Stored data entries
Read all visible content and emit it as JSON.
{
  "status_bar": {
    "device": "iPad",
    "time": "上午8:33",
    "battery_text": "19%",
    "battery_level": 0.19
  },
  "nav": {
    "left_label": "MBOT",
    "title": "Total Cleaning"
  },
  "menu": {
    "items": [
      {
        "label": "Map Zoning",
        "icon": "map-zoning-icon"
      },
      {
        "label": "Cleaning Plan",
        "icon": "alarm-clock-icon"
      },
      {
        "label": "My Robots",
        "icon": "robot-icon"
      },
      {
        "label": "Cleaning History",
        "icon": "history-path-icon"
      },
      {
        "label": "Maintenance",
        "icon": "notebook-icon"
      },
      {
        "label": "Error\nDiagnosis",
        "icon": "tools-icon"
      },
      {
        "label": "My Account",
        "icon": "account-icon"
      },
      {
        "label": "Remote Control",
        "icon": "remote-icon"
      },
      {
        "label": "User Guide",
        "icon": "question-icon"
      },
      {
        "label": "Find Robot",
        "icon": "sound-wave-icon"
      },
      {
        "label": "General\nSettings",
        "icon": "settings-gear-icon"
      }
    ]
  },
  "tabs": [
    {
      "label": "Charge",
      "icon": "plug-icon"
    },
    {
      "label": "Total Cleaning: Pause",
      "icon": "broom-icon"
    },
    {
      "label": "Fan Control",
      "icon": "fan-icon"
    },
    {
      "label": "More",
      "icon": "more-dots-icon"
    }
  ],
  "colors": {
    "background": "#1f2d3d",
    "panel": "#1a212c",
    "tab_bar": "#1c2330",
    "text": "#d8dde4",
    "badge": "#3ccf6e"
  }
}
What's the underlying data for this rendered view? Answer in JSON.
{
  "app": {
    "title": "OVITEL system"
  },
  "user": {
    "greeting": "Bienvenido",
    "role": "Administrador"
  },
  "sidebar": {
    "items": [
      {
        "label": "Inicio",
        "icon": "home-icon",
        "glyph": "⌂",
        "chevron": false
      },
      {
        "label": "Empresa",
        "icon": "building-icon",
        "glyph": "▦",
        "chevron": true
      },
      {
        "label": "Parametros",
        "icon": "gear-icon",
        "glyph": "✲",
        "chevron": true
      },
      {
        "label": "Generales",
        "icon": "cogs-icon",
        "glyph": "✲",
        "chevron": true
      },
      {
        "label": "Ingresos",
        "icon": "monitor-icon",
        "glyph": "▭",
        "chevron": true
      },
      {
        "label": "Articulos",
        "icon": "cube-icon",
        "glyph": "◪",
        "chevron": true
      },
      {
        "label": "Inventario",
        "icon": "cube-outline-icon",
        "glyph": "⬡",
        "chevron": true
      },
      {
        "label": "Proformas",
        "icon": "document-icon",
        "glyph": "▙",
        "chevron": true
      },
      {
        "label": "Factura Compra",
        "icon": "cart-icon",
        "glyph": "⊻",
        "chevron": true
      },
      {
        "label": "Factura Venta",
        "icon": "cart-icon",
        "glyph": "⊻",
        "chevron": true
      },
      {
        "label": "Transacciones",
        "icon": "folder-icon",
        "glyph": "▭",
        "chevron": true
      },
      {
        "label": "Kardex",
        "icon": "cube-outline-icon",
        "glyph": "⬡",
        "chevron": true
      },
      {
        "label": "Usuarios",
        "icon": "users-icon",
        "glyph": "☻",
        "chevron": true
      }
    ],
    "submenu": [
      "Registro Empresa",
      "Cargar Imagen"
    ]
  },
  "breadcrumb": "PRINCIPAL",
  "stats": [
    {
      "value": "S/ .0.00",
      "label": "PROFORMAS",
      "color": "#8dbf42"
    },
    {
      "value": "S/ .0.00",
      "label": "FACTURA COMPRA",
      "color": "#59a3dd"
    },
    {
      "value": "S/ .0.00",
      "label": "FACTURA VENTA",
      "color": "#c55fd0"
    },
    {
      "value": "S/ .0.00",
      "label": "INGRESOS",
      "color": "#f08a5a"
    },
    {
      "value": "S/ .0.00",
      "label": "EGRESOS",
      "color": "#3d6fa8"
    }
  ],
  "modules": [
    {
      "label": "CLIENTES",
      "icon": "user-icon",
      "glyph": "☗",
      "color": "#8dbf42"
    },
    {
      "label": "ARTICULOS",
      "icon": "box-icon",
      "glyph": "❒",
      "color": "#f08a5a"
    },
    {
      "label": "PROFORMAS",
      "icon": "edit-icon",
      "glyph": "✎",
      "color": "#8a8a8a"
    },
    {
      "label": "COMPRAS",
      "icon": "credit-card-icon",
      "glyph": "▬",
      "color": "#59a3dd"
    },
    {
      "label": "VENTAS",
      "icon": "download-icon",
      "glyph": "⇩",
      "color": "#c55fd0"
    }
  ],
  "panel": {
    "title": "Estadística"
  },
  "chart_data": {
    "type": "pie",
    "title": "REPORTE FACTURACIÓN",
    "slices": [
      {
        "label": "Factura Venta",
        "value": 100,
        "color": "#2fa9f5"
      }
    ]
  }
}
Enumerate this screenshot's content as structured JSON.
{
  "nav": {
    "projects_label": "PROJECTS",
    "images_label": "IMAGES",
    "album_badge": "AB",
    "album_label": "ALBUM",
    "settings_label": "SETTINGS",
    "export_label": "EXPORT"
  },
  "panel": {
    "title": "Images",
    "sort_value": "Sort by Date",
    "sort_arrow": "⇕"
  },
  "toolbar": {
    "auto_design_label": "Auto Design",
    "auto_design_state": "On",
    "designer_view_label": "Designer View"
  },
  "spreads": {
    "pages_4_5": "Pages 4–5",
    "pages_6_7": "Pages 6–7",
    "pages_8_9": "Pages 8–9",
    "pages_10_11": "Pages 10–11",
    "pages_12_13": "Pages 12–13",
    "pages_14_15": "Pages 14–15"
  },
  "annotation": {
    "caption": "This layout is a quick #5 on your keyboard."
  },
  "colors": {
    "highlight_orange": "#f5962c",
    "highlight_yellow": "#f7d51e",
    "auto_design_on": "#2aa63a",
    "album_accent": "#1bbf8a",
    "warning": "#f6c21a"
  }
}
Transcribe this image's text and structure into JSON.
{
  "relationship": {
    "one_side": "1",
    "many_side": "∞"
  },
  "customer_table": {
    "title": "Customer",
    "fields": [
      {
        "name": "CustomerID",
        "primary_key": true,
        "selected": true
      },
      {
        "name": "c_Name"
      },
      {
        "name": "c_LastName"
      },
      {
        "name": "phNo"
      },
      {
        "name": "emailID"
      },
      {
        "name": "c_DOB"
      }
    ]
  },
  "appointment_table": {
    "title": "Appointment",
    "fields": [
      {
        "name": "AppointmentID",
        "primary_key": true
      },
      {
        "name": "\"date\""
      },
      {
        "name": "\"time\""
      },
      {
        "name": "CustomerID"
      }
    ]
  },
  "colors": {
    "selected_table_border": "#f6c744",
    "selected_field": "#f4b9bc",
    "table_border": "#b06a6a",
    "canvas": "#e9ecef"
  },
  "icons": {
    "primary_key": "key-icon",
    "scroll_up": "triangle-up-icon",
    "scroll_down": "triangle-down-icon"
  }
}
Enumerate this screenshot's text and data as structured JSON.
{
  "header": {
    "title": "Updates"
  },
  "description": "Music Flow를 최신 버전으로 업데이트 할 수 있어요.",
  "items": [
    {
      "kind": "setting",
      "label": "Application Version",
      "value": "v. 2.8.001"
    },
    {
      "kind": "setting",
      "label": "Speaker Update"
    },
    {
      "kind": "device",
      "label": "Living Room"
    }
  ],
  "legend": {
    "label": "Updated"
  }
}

- _What is being asked_
Please set down each line of the records exactly as given.

- _Reply to the exercise_
Read all visible content and emit it as JSON.
{
  "status_bar": {
    "device": "iPad",
    "time": "上午8:33",
    "battery_text": "19%",
    "battery_level": 0.19
  },
  "nav": {
    "left_label": "MBOT",
    "title": "Total Cleaning"
  },
  "menu": {
    "items": [
      {
        "label": "Map Zoning",
        "icon": "map-zoning-icon"
      },
      {
        "label": "Cleaning Plan",
        "icon": "alarm-clock-icon"
      },
      {
        "label": "My Robots",
        "icon": "robot-icon"
      },
      {
        "label": "Cleaning History",
        "icon": "history-path-icon"
      },
      {
        "label": "Maintenance",
        "icon": "notebook-icon"
      },
      {
        "label": "Error\nDiagnosis",
        "icon": "tools-icon"
      },
      {
        "label": "My Account",
        "icon": "account-icon"
      },
      {
        "label": "Remote Control",
        "icon": "remote-icon"
      },
      {
        "label": "User Guide",
        "icon": "question-icon"
      },
      {
        "label": "Find Robot",
        "icon": "sound-wave-icon"
      },
      {
        "label": "General\nSettings",
        "icon": "settings-gear-icon"
      }
    ]
  },
  "tabs": [
    {
      "label": "Charge",
      "icon": "plug-icon"
    },
    {
      "label": "Total Cleaning: Pause",
      "icon": "broom-icon"
    },
    {
      "label": "Fan Control",
      "icon": "fan-icon"
    },
    {
      "label": "More",
      "icon": "more-dots-icon"
    }
  ],
  "colors": {
    "background": "#1f2d3d",
    "panel": "#1a212c",
    "tab_bar": "#1c2330",
    "text": "#d8dde4",
    "badge": "#3ccf6e"
  }
}
What's the underlying data for this rendered view? Answer in JSON.
{
  "app": {
    "title": "OVITEL system"
  },
  "user": {
    "greeting": "Bienvenido",
    "role": "Administrador"
  },
  "sidebar": {
    "items": [
      {
        "label": "Inicio",
        "icon": "home-icon",
        "glyph": "⌂",
        "chevron": false
      },
      {
        "label": "Empresa",
        "icon": "building-icon",
        "glyph": "▦",
        "chevron": true
      },
      {
        "label": "Parametros",
        "icon": "gear-icon",
        "glyph": "✲",
        "chevron": true
      },
      {
        "label": "Generales",
        "icon": "cogs-icon",
        "glyph": "✲",
        "chevron": true
      },
      {
        "label": "Ingresos",
        "icon": "monitor-icon",
        "glyph": "▭",
        "chevron": true
      },
      {
        "label": "Articulos",
        "icon": "cube-icon",
        "glyph": "◪",
        "chevron": true
      },
      {
        "label": "Inventario",
        "icon": "cube-outline-icon",
        "glyph": "⬡",
        "chevron": true
      },
      {
        "label": "Proformas",
        "icon": "document-icon",
        "glyph": "▙",
        "chevron": true
      },
      {
        "label": "Factura Compra",
        "icon": "cart-icon",
        "glyph": "⊻",
        "chevron": true
      },
      {
        "label": "Factura Venta",
        "icon": "cart-icon",
        "glyph": "⊻",
        "chevron": true
      },
      {
        "label": "Transacciones",
        "icon": "folder-icon",
        "glyph": "▭",
        "chevron": true
      },
      {
        "label": "Kardex",
        "icon": "cube-outline-icon",
        "glyph": "⬡",
        "chevron": true
      },
      {
        "label": "Usuarios",
        "icon": "users-icon",
        "glyph": "☻",
        "chevron": true
      }
    ],
    "submenu": [
      "Registro Empresa",
      "Cargar Imagen"
    ]
  },
  "breadcrumb": "PRINCIPAL",
  "stats": [
    {
      "value": "S/ .0.00",
      "label": "PROFORMAS",
      "color": "#8dbf42"
    },
    {
      "value": "S/ .0.00",
      "label": "FACTURA COMPRA",
      "color": "#59a3dd"
    },
    {
      "value": "S/ .0.00",
      "label": "FACTURA VENTA",
      "color": "#c55fd0"
    },
    {
      "value": "S/ .0.00",
      "label": "INGRESOS",
      "color": "#f08a5a"
    },
    {
      "value": "S/ .0.00",
      "label": "EGRESOS",
      "color": "#3d6fa8"
    }
  ],
  "modules": [
    {
      "label": "CLIENTES",
      "icon": "user-icon",
      "glyph": "☗",
      "color": "#8dbf42"
    },
    {
      "label": "ARTICULOS",
      "icon": "box-icon",
      "glyph": "❒",
      "color": "#f08a5a"
    },
    {
      "label": "PROFORMAS",
      "icon": "edit-icon",
      "glyph": "✎",
      "color": "#8a8a8a"
    },
    {
      "label": "COMPRAS",
      "icon": "credit-card-icon",
      "glyph": "▬",
      "color": "#59a3dd"
    },
    {
      "label": "VENTAS",
      "icon": "download-icon",
      "glyph": "⇩",
      "color": "#c55fd0"
    }
  ],
  "panel": {
    "title": "Estadística"
  },
  "chart_data": {
    "type": "pie",
    "title": "REPORTE FACTURACIÓN",
    "slices": [
      {
        "label": "Factura Venta",
        "value": 100,
        "color": "#2fa9f5"
      }
    ]
  }
}
Enumerate this screenshot's content as structured JSON.
{
  "nav": {
    "projects_label": "PROJECTS",
    "images_label": "IMAGES",
    "album_badge": "AB",
    "album_label": "ALBUM",
    "settings_label": "SETTINGS",
    "export_label": "EXPORT"
  },
  "panel": {
    "title": "Images",
    "sort_value": "Sort by Date",
    "sort_arrow": "⇕"
  },
  "toolbar": {
    "auto_design_label": "Auto Design",
    "auto_design_state": "On",
    "designer_view_label": "Designer View"
  },
  "spreads": {
    "pages_4_5": "Pages 4–5",
    "pages_6_7": "Pages 6–7",
    "pages_8_9": "Pages 8–9",
    "pages_10_11": "Pages 10–11",
    "pages_12_13": "Pages 12–13",
    "pages_14_15": "Pages 14–15"
  },
  "annotation": {
    "caption": "This layout is a quick #5 on your keyboard."
  },
  "colors": {
    "highlight_orange": "#f5962c",
    "highlight_yellow": "#f7d51e",
    "auto_design_on": "#2aa63a",
    "album_accent": "#1bbf8a",
    "warning": "#f6c21a"
  }
}
Transcribe this image's text and structure into JSON.
{
  "relationship": {
    "one_side": "1",
    "many_side": "∞"
  },
  "customer_table": {
    "title": "Customer",
    "fields": [
      {
        "name": "CustomerID",
        "primary_key": true,
        "selected": true
      },
      {
        "name": "c_Name"
      },
      {
        "name": "c_LastName"
      },
      {
        "name": "phNo"
      },
      {
        "name": "emailID"
      },
      {
        "name": "c_DOB"
      }
    ]
  },
  "appointment_table": {
    "title": "Appointment",
    "fields": [
      {
        "name": "AppointmentID",
        "primary_key": true
      },
      {
        "name": "\"date\""
      },
      {
        "name": "\"time\""
      },
      {
        "name": "CustomerID"
      }
    ]
  },
  "colors": {
    "selected_table_border": "#f6c744",
    "selected_field": "#f4b9bc",
    "table_border": "#b06a6a",
    "canvas": "#e9ecef"
  },
  "icons": {
    "primary_key": "key-icon",
    "scroll_up": "triangle-up-icon",
    "scroll_down": "triangle-down-icon"
  }
}
Enumerate this screenshot's text and data as structured JSON.
{
  "header": {
    "title": "Updates"
  },
  "description": "Music Flow를 최신 버전으로 업데이트 할 수 있어요.",
  "items": [
    {
      "kind": "setting",
      "label": "Application Version",
      "value": "v. 2.8.001"
    },
    {
      "kind": "setting",
      "label": "Speaker Update"
    },
    {
      "kind": "device",
      "label": "Living Room"
    }
  ],
  "legend": {
    "label": "Updated"
  }
}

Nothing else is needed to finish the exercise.